> WHAT IS REQUIRED: Search the records that follow and extract every line containing the string "jest".

> RECORDS PROVIDED:

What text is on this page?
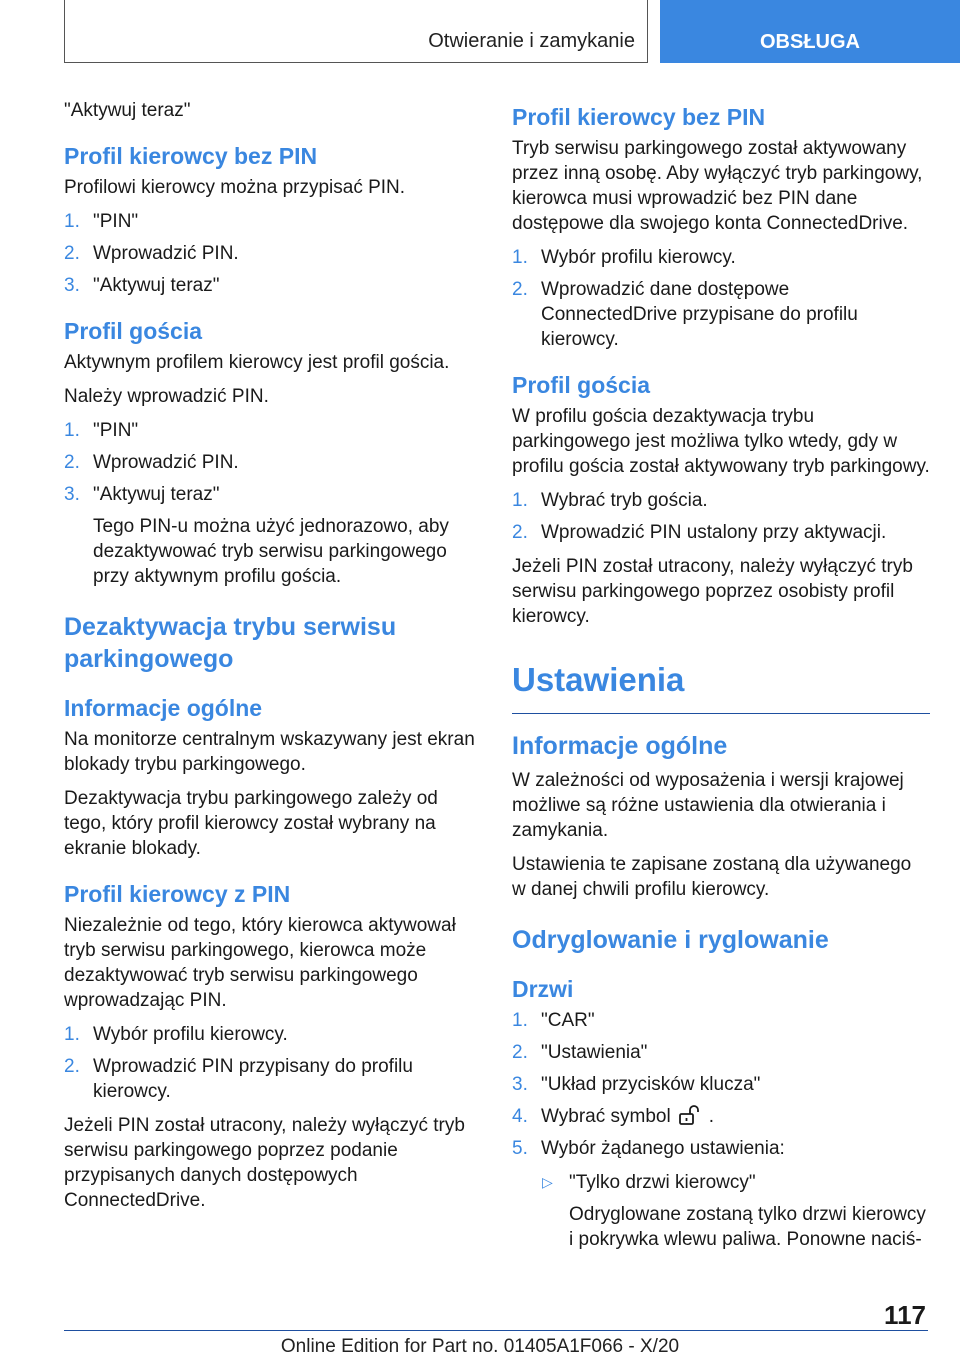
Otwieranie i zamykanie	OBSŁUGA

"Aktywuj teraz"

Profil kierowcy bez PIN

Profilowi kierowcy można przypisać PIN.

1. "PIN"
2. Wprowadzić PIN.
3. "Aktywuj teraz"
Profil gościa

Aktywnym profilem kierowcy jest profil gościa.

Należy wprowadzić PIN.

1. "PIN"
2. Wprowadzić PIN.
3. "Aktywuj teraz"
Tego PIN-u można użyć jednorazowo, aby dezaktywować tryb serwisu parkingowego przy aktywnym profilu gościa.
Dezaktywacja trybu serwisu parkingowego
Informacje ogólne

Na monitorze centralnym wskazywany jest ekran blokady trybu parkingowego.

Dezaktywacja trybu parkingowego zależy od tego, który profil kierowcy został wybrany na ekranie blokady.

Profil kierowcy z PIN

Niezależnie od tego, który kierowca aktywował tryb serwisu parkingowego, kierowca może dezaktywować tryb serwisu parkingowego wprowadzając PIN.

1. Wybór profilu kierowcy.
2. Wprowadzić PIN przypisany do profilu kierowcy.

Jeżeli PIN został utracony, należy wyłączyć tryb serwisu parkingowego poprzez podanie przypisanych danych dostępowych ConnectedDrive.

Profil kierowcy bez PIN

Tryb serwisu parkingowego został aktywowany przez inną osobę. Aby wyłączyć tryb parkingowy, kierowca musi wprowadzić bez PIN dane dostępowe dla swojego konta ConnectedDrive.

1. Wybór profilu kierowcy.
2. Wprowadzić dane dostępowe ConnectedDrive przypisane do profilu kierowcy.
Profil gościa

W profilu gościa dezaktywacja trybu parkingowego jest możliwa tylko wtedy, gdy w profilu gościa został aktywowany tryb parkingowy.

1. Wybrać tryb gościa.
2. Wprowadzić PIN ustalony przy aktywacji.

Jeżeli PIN został utracony, należy wyłączyć tryb serwisu parkingowego poprzez osobisty profil kierowcy.

Ustawienia
Informacje ogólne

W zależności od wyposażenia i wersji krajowej możliwe są różne ustawienia dla otwierania i zamykania.

Ustawienia te zapisane zostaną dla używanego w danej chwili profilu kierowcy.

Odryglowanie i ryglowanie
Drzwi
1. "CAR"
2. "Ustawienia"
3. "Układ przycisków klucza"
4. Wybrać symbol .
5. Wybór żądanego ustawienia:
▷ "Tylko drzwi kierowcy"
Odryglowane zostaną tylko drzwi kierowcy i pokrywka wlewu paliwa. Ponowne naciś-
117
Online Edition for Part no. 01405A1F066 - X/20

> WRITTEN RESPONSE:
Aktywnym profilem kierowcy jest profil gościa.
Na monitorze centralnym wskazywany jest ekran blokady trybu parkingowego.
W profilu gościa dezaktywacja trybu parkingowego jest możliwa tylko wtedy, gdy w profilu gościa został aktywowany tryb parkingowy.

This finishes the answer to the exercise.